=== What you need to do ===
Identify each line containing the word "ylabel" and copy it.

=== Data provided ===
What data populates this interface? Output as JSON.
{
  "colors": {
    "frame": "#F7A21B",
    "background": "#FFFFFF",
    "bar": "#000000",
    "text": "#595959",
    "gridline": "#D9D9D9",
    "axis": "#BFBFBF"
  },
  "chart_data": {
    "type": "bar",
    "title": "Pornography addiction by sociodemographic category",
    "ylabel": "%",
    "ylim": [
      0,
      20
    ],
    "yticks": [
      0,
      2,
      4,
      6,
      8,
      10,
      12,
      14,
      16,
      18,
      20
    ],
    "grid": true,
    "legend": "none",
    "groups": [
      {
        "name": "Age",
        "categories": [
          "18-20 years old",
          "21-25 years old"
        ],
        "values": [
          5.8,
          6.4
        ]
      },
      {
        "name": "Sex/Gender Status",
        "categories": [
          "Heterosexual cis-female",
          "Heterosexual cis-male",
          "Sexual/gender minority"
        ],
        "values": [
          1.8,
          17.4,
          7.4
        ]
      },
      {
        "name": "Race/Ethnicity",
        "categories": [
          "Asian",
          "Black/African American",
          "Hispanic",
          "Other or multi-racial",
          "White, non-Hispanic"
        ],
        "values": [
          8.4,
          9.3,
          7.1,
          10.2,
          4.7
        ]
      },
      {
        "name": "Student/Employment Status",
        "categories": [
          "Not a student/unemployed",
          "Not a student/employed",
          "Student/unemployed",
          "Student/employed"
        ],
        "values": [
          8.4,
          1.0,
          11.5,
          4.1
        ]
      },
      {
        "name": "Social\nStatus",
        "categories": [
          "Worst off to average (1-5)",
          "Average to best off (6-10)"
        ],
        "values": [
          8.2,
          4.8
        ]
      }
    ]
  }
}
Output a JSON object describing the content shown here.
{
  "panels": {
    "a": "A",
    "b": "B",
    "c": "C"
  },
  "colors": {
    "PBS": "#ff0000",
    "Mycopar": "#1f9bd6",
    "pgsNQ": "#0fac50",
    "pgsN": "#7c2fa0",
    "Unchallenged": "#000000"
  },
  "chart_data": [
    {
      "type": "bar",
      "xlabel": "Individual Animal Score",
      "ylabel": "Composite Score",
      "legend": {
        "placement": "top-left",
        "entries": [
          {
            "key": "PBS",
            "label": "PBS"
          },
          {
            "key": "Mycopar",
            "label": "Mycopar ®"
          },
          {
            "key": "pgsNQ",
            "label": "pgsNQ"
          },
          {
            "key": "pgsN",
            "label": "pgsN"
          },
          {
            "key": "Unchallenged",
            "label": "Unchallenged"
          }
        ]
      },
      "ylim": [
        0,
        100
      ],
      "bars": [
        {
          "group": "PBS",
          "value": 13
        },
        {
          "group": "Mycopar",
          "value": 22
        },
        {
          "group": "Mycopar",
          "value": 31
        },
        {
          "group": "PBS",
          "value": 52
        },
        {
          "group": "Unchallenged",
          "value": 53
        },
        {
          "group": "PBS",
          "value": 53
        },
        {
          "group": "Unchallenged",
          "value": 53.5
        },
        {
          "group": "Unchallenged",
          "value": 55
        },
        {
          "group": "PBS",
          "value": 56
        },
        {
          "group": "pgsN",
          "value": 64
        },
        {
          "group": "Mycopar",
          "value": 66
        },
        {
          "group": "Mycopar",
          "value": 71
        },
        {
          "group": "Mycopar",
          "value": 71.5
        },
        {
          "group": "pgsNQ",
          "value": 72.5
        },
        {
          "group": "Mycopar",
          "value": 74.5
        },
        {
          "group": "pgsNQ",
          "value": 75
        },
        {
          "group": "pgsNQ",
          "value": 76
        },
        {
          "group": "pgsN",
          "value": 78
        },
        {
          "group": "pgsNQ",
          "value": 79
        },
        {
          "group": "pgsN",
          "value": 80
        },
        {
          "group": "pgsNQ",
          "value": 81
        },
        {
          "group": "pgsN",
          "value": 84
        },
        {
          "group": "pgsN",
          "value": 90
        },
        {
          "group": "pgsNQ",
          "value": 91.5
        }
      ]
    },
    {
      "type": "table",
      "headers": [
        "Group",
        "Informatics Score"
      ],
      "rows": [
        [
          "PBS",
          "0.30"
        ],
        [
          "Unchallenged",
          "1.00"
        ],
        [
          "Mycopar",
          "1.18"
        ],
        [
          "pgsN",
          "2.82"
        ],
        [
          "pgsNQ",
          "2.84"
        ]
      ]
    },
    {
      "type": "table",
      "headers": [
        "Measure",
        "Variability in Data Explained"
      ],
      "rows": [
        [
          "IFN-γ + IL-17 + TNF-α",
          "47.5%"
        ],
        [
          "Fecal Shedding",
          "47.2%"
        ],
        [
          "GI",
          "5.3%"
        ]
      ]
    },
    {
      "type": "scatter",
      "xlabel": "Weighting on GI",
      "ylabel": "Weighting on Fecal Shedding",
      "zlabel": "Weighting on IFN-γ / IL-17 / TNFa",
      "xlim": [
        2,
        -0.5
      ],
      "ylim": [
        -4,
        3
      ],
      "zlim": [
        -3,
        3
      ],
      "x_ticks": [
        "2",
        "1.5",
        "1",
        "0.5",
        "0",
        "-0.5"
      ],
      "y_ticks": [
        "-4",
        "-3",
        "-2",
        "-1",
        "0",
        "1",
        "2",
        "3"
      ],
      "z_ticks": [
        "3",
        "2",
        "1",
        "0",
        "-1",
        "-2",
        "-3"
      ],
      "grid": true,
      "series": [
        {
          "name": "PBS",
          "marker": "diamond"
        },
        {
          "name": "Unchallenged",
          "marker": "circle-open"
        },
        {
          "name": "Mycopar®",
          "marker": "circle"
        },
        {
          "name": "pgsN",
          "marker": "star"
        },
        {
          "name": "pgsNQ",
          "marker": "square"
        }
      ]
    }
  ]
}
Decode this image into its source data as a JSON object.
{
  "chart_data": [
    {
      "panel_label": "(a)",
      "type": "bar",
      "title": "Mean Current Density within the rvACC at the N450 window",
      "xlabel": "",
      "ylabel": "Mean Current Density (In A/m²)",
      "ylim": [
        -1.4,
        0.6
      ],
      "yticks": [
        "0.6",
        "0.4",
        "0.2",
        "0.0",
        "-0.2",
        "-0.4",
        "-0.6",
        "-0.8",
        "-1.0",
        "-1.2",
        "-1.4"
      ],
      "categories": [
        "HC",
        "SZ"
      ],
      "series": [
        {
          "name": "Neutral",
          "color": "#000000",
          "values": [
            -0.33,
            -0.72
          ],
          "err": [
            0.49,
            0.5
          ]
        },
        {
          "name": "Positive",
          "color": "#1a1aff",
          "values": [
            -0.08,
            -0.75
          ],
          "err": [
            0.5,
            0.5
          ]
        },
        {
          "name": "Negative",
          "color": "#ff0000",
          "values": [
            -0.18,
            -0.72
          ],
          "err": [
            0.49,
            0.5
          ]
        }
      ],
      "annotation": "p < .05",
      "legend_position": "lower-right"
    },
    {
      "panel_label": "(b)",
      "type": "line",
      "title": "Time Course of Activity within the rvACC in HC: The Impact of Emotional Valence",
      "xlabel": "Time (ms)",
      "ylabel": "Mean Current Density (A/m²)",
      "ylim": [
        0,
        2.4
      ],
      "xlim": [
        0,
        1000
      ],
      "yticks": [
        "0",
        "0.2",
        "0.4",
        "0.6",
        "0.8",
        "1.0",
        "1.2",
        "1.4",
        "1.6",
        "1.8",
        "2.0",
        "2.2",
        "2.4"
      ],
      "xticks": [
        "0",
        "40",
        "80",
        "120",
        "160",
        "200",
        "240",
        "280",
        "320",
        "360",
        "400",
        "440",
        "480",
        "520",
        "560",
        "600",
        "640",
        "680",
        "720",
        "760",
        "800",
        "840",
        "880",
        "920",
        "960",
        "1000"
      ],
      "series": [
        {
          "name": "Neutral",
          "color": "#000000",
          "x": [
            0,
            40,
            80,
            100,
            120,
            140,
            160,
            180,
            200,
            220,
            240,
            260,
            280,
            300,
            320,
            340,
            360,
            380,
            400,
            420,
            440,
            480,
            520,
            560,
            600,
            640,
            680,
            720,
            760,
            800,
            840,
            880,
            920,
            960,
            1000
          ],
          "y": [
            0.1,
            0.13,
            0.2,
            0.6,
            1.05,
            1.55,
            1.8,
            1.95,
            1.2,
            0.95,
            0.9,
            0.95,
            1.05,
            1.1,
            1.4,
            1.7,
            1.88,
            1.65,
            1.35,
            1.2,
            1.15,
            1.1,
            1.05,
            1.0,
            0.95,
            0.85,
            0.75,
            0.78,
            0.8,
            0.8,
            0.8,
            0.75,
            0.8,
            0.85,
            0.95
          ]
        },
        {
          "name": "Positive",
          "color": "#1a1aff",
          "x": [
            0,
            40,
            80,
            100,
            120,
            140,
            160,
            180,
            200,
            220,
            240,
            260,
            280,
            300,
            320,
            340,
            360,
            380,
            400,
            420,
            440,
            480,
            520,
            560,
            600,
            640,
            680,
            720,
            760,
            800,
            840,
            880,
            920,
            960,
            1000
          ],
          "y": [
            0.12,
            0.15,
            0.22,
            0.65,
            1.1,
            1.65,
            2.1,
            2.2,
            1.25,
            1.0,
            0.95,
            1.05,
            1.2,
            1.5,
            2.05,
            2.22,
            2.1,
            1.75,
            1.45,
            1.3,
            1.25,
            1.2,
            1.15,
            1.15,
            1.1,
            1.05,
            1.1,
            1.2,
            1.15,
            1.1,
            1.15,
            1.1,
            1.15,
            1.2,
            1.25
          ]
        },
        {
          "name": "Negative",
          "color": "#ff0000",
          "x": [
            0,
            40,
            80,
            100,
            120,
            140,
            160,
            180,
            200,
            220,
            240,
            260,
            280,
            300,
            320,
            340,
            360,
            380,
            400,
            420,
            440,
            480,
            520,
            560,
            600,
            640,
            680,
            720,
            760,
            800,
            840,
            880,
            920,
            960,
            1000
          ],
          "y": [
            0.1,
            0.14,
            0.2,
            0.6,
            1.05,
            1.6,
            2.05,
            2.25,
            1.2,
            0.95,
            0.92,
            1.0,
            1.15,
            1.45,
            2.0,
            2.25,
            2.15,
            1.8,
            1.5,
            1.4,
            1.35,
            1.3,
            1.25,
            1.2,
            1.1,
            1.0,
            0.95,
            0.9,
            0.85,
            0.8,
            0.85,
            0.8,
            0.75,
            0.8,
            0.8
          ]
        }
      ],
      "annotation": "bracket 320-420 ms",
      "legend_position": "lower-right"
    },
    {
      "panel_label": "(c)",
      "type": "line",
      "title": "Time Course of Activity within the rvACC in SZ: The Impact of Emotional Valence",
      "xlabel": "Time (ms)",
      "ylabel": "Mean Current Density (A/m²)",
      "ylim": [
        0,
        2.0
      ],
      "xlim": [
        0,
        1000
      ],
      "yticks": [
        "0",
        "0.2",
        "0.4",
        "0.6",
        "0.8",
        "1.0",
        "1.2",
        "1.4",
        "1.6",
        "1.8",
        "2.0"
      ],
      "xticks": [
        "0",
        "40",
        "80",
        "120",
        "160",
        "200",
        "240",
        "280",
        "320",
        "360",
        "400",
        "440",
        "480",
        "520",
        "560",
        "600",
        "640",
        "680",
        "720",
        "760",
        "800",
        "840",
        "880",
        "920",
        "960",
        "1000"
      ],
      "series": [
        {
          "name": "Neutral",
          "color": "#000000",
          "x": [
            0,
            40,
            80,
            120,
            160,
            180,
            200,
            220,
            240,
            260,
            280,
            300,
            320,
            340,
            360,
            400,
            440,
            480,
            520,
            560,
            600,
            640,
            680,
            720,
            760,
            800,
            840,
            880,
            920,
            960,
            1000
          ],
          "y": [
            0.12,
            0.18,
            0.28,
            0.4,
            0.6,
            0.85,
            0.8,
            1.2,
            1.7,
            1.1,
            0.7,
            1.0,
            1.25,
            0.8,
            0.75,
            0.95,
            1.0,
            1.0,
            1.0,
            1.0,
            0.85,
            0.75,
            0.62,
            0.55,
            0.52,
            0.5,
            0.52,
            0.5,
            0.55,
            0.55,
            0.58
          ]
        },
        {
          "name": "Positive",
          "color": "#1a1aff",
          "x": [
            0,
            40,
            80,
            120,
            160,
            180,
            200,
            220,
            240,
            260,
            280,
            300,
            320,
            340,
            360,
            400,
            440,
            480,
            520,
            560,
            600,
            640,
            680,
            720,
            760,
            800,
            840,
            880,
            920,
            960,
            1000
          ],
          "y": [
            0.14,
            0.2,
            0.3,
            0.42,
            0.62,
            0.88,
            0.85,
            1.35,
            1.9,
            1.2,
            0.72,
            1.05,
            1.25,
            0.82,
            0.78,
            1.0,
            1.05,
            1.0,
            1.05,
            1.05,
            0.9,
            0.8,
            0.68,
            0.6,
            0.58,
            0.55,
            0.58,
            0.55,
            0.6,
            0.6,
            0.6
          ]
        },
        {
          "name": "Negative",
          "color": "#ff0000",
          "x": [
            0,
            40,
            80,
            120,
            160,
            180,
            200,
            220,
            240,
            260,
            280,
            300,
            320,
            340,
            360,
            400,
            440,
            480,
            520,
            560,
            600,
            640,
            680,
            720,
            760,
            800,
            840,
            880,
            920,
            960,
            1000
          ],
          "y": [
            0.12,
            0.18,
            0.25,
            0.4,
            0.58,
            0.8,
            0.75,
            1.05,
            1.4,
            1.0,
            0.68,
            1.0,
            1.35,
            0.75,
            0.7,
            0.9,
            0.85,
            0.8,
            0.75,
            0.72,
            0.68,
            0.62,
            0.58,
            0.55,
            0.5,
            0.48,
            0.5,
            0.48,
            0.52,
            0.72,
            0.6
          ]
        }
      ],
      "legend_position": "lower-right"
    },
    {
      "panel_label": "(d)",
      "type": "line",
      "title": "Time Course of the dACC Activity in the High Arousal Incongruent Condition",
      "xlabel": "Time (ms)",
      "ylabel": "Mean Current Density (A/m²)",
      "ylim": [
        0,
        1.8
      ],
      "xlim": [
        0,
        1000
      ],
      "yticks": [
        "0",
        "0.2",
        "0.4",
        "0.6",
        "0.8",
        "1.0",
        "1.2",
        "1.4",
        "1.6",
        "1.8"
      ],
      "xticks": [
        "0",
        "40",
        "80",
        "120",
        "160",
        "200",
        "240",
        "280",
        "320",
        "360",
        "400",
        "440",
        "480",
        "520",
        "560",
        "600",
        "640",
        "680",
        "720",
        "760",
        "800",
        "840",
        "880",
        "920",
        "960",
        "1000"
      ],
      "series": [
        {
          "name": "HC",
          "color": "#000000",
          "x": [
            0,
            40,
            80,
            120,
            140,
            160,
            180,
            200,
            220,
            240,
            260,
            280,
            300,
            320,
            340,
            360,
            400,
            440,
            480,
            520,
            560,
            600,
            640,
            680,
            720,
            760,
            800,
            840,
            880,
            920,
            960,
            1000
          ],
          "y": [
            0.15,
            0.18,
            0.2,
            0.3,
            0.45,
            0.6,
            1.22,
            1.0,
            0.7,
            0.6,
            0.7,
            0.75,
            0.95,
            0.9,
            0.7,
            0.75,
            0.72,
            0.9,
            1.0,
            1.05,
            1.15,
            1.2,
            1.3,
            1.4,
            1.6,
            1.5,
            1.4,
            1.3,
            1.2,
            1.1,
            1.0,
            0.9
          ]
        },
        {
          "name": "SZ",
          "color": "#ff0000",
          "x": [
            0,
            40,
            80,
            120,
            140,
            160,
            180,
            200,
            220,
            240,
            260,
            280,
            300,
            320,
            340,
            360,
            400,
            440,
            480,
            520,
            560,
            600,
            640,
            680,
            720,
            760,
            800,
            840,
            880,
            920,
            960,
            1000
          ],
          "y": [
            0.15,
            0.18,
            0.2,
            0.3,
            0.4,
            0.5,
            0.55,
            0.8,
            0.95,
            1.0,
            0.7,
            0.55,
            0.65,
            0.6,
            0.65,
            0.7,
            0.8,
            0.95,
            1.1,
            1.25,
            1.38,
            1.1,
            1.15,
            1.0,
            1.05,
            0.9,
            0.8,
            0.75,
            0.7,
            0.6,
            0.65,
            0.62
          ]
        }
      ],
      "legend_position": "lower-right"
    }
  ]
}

=== Correct response ===
    "ylabel": "%",
      "ylabel": "Composite Score",
      "ylabel": "Weighting on Fecal Shedding",
      "ylabel": "Mean Current Density (In A/m²)",
      "ylabel": "Mean Current Density (A/m²)",
      "ylabel": "Mean Current Density (A/m²)",
      "ylabel": "Mean Current Density (A/m²)",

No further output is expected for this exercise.